▸ EXTRACT PROVIDED:
Yeah, that's for en-wikipedia? Something is off then, the count should be a lot closer to ~4.5m. A friend of mine ran it yesterday and had something similar - i think there's some errors being buried somewhere.
i'll try to pick-through it tomorrow. Think it's probably something about connections to mongo timing out, or something like that.
will ping you when i have something. thanks
Thanks for feedback ... yea, Wikipedia stats reports a total of 5,631,118 content pages (https://en.wikipedia.org/wiki/Special:Statistics)
While working through the details for why we are not getting all the pages loaded, I would like to explore how to best leverage the structure that you have implemented for the parsed pages. From the pages that I have revisited, there seems to be some baseline procedures/processes that can provide more NLP oriented statistical summaries (e.g. sentence length, number of sentences per section).
Any feedback/thoughts that you may have, are also of interest.

▸ OBJECTIVE: Copy the thread about the Wikipedia page count starting at "will ping you" and ending at "content pages (https://en.wikipedia.org/wiki/Special:Statistics)", renaming "ping" as "message". Rely on the text only.

▸ INFORMATION SHOWN:
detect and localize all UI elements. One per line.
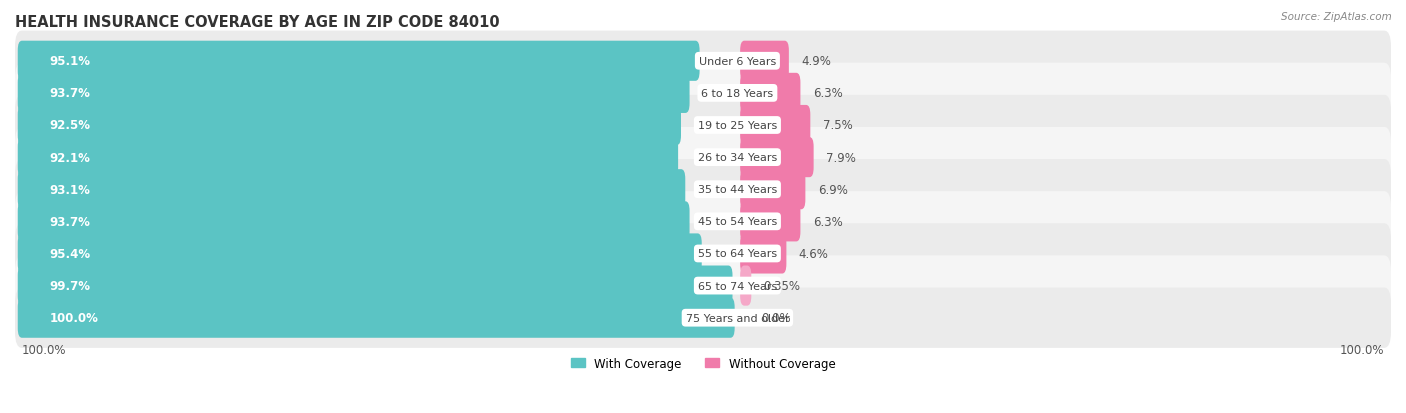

▸ WRITTEN ANSWER:
will message you when i have something. thanks
Thanks for feedback ... yea, Wikipedia stats reports a total of 5,631,118 content pages (https://en.wikipedia.org/wiki/Special:Statistics)